■ **DATA EXCERPTS**:
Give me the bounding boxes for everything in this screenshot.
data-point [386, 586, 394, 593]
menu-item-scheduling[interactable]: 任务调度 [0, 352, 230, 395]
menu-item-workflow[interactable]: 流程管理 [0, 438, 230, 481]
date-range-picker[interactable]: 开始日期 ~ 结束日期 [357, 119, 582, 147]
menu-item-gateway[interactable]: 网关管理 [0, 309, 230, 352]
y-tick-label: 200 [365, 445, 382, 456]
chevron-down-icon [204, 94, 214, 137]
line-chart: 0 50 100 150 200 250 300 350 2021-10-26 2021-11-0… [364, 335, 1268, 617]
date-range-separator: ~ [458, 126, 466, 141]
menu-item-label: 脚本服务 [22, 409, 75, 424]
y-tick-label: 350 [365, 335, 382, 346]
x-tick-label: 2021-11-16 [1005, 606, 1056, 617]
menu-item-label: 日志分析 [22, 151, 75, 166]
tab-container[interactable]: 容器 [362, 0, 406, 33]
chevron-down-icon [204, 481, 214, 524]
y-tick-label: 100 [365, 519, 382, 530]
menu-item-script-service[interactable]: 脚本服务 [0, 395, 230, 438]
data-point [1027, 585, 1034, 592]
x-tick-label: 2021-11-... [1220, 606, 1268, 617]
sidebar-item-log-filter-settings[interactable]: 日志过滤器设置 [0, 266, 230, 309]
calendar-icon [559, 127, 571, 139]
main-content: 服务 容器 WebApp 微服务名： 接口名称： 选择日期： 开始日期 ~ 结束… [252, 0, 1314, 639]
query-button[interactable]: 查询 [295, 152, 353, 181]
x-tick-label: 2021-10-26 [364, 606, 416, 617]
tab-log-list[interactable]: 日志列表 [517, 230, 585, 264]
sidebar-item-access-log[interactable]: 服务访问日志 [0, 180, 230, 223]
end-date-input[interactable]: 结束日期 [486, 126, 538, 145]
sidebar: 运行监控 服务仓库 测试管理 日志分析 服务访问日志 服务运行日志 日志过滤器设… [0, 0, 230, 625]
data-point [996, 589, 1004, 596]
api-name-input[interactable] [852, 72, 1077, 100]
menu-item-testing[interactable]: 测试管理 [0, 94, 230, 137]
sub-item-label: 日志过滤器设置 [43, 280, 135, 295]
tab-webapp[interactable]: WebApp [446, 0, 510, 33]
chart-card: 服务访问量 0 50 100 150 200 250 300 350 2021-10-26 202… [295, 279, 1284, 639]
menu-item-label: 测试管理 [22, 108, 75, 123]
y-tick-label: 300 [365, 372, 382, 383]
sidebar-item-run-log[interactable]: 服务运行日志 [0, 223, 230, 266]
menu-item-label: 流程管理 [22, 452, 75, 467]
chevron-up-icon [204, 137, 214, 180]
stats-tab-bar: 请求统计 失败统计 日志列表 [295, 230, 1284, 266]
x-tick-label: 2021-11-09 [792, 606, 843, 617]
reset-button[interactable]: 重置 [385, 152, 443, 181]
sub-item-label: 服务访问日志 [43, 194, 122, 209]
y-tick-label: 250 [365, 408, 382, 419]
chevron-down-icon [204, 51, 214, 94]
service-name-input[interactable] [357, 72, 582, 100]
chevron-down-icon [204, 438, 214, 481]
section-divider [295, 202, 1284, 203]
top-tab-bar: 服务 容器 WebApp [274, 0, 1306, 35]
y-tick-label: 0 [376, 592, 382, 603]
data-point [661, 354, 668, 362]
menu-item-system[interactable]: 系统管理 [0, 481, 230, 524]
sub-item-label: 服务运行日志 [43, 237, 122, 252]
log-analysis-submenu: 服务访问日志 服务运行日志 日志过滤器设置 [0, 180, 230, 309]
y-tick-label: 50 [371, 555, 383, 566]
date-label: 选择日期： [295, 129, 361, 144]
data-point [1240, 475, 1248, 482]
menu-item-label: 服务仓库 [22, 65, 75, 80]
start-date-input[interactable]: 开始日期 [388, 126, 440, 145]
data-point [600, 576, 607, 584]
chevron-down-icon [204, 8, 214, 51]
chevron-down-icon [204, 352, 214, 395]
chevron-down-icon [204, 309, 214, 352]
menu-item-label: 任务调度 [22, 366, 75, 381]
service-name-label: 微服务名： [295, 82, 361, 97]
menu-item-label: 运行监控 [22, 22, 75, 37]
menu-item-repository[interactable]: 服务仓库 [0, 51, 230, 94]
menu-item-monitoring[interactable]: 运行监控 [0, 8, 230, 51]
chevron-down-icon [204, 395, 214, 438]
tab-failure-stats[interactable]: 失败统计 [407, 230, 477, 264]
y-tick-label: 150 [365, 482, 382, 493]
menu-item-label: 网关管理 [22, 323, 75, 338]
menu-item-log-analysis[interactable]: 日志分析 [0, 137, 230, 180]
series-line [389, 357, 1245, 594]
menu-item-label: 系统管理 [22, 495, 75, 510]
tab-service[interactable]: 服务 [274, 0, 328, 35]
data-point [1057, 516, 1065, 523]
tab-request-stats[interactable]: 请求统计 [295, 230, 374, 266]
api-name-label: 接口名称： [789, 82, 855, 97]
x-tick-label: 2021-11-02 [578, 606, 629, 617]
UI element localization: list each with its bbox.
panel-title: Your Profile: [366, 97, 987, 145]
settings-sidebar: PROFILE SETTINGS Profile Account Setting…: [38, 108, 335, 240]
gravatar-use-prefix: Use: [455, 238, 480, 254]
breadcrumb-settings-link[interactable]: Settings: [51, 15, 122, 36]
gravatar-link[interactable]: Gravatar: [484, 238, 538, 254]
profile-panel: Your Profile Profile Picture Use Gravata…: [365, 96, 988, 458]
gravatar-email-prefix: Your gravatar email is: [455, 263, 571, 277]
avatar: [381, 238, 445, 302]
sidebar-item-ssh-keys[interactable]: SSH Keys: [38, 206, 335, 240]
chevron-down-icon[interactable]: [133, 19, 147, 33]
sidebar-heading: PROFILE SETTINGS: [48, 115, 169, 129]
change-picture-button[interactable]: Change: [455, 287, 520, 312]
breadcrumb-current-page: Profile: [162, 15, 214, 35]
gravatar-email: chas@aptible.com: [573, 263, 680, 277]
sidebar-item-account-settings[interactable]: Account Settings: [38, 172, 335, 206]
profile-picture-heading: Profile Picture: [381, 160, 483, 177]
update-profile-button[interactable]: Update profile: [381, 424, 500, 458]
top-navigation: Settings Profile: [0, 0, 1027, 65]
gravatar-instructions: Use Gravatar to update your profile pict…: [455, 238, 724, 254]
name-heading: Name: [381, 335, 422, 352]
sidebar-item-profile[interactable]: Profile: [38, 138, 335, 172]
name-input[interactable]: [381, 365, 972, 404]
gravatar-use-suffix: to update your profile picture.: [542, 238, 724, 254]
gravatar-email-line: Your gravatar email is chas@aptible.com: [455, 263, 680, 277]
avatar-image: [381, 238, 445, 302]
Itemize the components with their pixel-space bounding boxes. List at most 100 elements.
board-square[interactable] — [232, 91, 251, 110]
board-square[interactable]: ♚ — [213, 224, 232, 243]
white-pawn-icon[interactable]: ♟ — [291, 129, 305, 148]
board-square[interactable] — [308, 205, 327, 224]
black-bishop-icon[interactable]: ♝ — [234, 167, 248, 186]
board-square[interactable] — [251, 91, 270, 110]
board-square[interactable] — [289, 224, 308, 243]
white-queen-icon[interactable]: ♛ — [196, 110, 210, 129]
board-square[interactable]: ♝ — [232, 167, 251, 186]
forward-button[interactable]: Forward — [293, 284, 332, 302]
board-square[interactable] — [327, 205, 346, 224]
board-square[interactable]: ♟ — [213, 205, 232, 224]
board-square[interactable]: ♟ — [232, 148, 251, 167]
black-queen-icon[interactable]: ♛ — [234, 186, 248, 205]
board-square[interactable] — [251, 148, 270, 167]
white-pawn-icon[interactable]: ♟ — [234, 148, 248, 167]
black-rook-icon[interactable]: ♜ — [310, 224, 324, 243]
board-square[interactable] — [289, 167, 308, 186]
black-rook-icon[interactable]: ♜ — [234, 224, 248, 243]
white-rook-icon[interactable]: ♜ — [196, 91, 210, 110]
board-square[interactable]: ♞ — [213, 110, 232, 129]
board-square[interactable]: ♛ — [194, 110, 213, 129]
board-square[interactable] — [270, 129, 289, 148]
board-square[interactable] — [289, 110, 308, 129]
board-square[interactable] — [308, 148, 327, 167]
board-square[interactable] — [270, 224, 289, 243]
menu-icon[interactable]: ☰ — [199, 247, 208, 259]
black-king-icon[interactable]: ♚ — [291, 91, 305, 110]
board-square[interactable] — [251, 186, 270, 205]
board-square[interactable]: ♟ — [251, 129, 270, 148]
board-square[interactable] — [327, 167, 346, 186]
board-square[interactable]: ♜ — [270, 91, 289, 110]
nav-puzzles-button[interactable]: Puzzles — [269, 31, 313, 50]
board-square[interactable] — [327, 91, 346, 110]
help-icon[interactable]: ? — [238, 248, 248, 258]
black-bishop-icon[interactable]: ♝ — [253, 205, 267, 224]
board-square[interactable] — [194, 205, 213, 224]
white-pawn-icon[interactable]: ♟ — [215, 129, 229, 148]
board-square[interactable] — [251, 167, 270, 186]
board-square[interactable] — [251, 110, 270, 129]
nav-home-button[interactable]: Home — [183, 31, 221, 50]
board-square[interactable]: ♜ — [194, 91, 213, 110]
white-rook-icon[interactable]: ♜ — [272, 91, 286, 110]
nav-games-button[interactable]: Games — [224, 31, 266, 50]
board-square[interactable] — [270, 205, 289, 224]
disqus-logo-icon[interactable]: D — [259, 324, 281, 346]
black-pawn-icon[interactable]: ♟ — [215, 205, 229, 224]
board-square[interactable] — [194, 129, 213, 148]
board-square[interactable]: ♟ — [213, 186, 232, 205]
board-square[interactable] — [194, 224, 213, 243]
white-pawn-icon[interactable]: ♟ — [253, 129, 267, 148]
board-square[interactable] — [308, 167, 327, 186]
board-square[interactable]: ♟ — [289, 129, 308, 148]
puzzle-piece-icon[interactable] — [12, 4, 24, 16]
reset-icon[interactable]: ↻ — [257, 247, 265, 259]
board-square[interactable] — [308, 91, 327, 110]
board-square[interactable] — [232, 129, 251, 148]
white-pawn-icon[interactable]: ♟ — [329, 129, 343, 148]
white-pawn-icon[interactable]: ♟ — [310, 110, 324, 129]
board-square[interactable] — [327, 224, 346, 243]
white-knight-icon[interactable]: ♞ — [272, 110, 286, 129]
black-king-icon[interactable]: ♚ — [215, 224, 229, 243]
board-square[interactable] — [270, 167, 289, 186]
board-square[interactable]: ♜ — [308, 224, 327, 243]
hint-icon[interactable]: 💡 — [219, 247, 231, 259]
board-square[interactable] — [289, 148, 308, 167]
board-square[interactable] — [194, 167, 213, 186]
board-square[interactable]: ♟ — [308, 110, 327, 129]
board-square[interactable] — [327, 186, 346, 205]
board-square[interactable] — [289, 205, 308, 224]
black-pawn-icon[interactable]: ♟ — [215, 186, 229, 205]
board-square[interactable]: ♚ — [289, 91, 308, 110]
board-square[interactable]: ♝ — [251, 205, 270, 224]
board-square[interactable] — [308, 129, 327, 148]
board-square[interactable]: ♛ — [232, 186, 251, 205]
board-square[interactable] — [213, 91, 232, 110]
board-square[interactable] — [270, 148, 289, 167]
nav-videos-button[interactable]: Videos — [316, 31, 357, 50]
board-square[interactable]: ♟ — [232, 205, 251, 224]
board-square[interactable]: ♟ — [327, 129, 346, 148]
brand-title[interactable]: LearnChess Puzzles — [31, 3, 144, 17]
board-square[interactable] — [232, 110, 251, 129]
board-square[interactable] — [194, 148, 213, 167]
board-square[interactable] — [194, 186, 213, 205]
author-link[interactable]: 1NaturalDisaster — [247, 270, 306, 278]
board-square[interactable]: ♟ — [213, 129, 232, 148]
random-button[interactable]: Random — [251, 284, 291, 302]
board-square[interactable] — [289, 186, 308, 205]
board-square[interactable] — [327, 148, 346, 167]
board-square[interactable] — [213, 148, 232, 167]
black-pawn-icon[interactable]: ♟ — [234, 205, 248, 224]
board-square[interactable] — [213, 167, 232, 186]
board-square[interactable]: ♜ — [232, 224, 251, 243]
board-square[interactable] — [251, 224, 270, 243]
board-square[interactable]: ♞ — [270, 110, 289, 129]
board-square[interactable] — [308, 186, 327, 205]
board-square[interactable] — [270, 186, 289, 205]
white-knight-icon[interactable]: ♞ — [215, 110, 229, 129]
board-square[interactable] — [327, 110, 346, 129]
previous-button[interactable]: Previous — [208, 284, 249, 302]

■ **WRITTEN INSTRUCTION**: Rewrite the lines above as a numbered list, starting at the first line and ending at the line that contains "menu-item-workflow[interactable]: 流程管理 [0, 438, 230, 481]", and leave out any blank lines.

■ **OUTPUT**:
1. Give me the bounding boxes for everything in this screenshot.
2. data-point [386, 586, 394, 593]
3. menu-item-scheduling[interactable]: 任务调度 [0, 352, 230, 395]
4. menu-item-workflow[interactable]: 流程管理 [0, 438, 230, 481]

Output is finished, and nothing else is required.